**Short problem:** Restate the listing that follows word for word, without its pictures.

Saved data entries
• • • •
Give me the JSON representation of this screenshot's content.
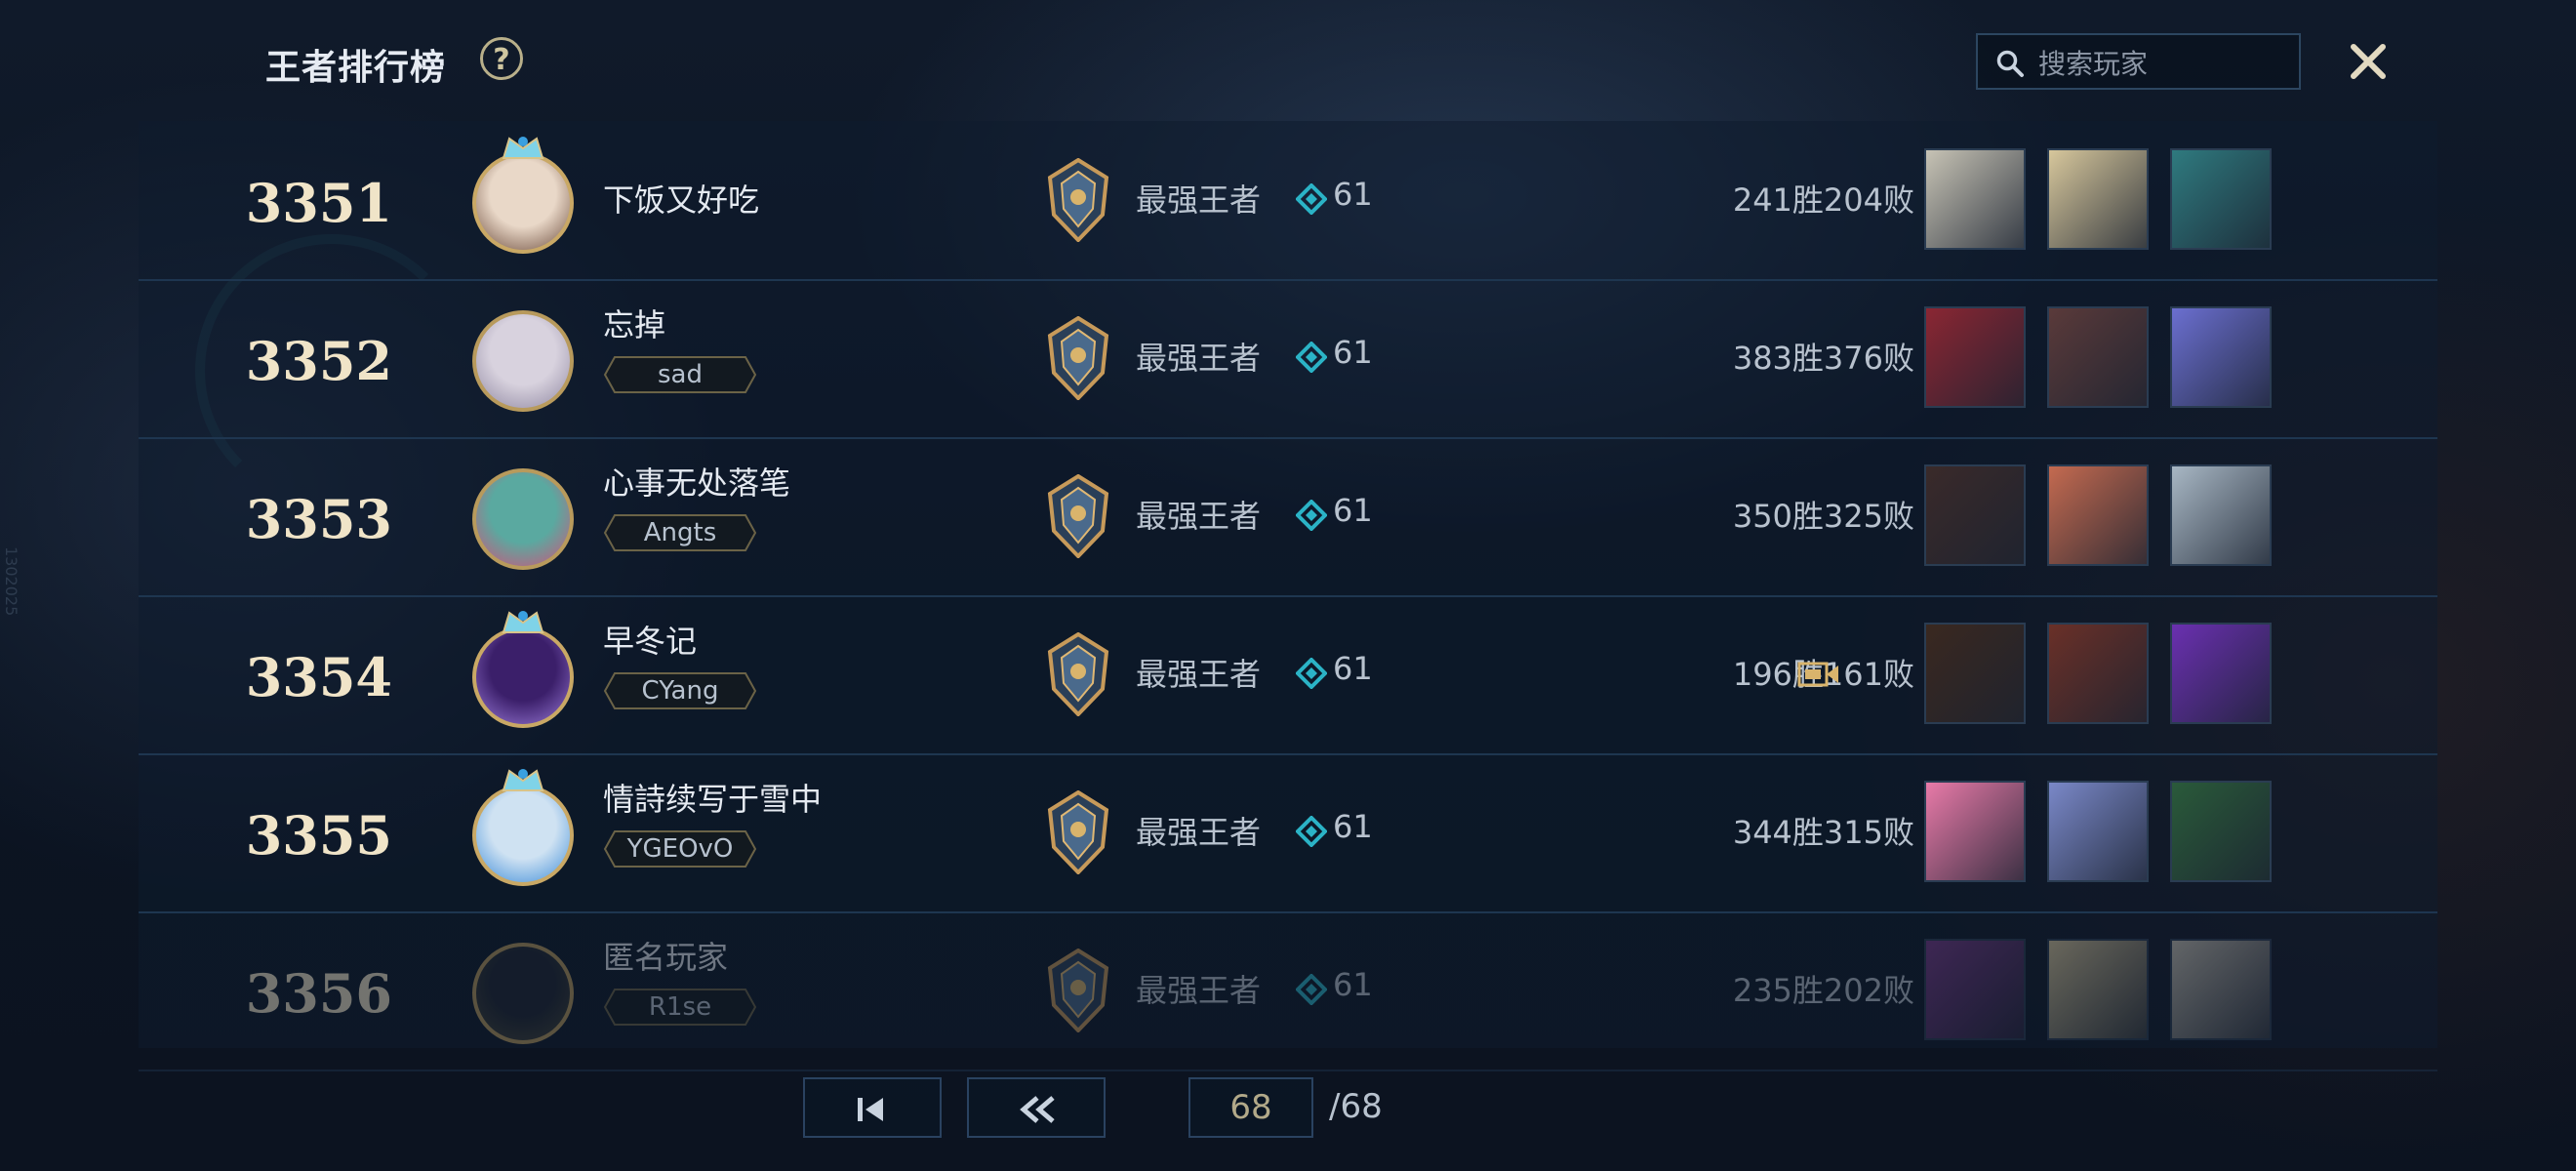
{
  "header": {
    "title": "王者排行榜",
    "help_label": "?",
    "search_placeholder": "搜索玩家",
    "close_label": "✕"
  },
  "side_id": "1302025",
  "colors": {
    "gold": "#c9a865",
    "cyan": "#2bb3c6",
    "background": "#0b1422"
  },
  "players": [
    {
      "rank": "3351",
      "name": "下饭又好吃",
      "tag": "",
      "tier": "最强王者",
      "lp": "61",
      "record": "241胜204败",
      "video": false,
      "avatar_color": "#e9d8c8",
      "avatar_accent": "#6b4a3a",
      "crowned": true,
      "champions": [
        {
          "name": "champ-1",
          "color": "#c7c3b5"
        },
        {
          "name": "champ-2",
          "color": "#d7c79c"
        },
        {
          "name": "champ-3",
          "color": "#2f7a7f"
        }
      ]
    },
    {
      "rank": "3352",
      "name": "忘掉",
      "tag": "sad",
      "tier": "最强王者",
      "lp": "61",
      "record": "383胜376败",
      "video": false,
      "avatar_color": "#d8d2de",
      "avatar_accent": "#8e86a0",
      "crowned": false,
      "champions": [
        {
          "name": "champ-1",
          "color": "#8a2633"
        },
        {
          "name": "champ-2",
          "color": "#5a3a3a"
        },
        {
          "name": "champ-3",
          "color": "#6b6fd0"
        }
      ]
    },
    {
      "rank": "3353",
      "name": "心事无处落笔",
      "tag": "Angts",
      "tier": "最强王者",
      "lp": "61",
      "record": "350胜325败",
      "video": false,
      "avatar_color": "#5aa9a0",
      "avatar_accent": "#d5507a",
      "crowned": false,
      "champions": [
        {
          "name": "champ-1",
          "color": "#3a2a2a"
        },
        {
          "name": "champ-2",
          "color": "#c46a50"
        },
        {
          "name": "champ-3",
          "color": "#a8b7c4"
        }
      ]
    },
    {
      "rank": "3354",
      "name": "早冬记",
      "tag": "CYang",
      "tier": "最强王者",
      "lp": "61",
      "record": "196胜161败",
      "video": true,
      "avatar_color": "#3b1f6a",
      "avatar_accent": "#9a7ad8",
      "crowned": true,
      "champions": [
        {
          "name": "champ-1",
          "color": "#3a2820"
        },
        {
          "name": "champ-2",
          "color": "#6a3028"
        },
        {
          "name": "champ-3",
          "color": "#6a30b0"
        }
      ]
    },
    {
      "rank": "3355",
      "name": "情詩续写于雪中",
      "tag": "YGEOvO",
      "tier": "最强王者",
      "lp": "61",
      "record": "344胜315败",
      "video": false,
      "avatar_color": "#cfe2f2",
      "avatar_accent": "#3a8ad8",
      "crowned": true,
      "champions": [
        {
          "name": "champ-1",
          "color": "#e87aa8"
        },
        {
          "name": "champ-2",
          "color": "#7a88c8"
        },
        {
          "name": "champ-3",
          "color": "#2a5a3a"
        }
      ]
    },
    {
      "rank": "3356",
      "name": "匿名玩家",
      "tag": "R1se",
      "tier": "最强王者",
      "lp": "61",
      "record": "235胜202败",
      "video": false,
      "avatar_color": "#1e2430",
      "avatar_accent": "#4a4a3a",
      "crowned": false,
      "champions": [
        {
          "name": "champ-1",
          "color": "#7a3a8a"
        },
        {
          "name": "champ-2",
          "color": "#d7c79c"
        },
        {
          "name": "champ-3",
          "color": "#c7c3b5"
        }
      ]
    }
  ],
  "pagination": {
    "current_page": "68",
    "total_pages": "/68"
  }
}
• • • •
**Answer to the exercise:**
Give me the JSON representation of this screenshot's content.
{
  "header": {
    "title": "王者排行榜",
    "help_label": "?",
    "search_placeholder": "搜索玩家",
    "close_label": "✕"
  },
  "side_id": "1302025",
  "colors": {
    "gold": "#c9a865",
    "cyan": "#2bb3c6",
    "background": "#0b1422"
  },
  "players": [
    {
      "rank": "3351",
      "name": "下饭又好吃",
      "tag": "",
      "tier": "最强王者",
      "lp": "61",
      "record": "241胜204败",
      "video": false,
      "avatar_color": "#e9d8c8",
      "avatar_accent": "#6b4a3a",
      "crowned": true,
      "champions": [
        {
          "name": "champ-1",
          "color": "#c7c3b5"
        },
        {
          "name": "champ-2",
          "color": "#d7c79c"
        },
        {
          "name": "champ-3",
          "color": "#2f7a7f"
        }
      ]
    },
    {
      "rank": "3352",
      "name": "忘掉",
      "tag": "sad",
      "tier": "最强王者",
      "lp": "61",
      "record": "383胜376败",
      "video": false,
      "avatar_color": "#d8d2de",
      "avatar_accent": "#8e86a0",
      "crowned": false,
      "champions": [
        {
          "name": "champ-1",
          "color": "#8a2633"
        },
        {
          "name": "champ-2",
          "color": "#5a3a3a"
        },
        {
          "name": "champ-3",
          "color": "#6b6fd0"
        }
      ]
    },
    {
      "rank": "3353",
      "name": "心事无处落笔",
      "tag": "Angts",
      "tier": "最强王者",
      "lp": "61",
      "record": "350胜325败",
      "video": false,
      "avatar_color": "#5aa9a0",
      "avatar_accent": "#d5507a",
      "crowned": false,
      "champions": [
        {
          "name": "champ-1",
          "color": "#3a2a2a"
        },
        {
          "name": "champ-2",
          "color": "#c46a50"
        },
        {
          "name": "champ-3",
          "color": "#a8b7c4"
        }
      ]
    },
    {
      "rank": "3354",
      "name": "早冬记",
      "tag": "CYang",
      "tier": "最强王者",
      "lp": "61",
      "record": "196胜161败",
      "video": true,
      "avatar_color": "#3b1f6a",
      "avatar_accent": "#9a7ad8",
      "crowned": true,
      "champions": [
        {
          "name": "champ-1",
          "color": "#3a2820"
        },
        {
          "name": "champ-2",
          "color": "#6a3028"
        },
        {
          "name": "champ-3",
          "color": "#6a30b0"
        }
      ]
    },
    {
      "rank": "3355",
      "name": "情詩续写于雪中",
      "tag": "YGEOvO",
      "tier": "最强王者",
      "lp": "61",
      "record": "344胜315败",
      "video": false,
      "avatar_color": "#cfe2f2",
      "avatar_accent": "#3a8ad8",
      "crowned": true,
      "champions": [
        {
          "name": "champ-1",
          "color": "#e87aa8"
        },
        {
          "name": "champ-2",
          "color": "#7a88c8"
        },
        {
          "name": "champ-3",
          "color": "#2a5a3a"
        }
      ]
    },
    {
      "rank": "3356",
      "name": "匿名玩家",
      "tag": "R1se",
      "tier": "最强王者",
      "lp": "61",
      "record": "235胜202败",
      "video": false,
      "avatar_color": "#1e2430",
      "avatar_accent": "#4a4a3a",
      "crowned": false,
      "champions": [
        {
          "name": "champ-1",
          "color": "#7a3a8a"
        },
        {
          "name": "champ-2",
          "color": "#d7c79c"
        },
        {
          "name": "champ-3",
          "color": "#c7c3b5"
        }
      ]
    }
  ],
  "pagination": {
    "current_page": "68",
    "total_pages": "/68"
  }
}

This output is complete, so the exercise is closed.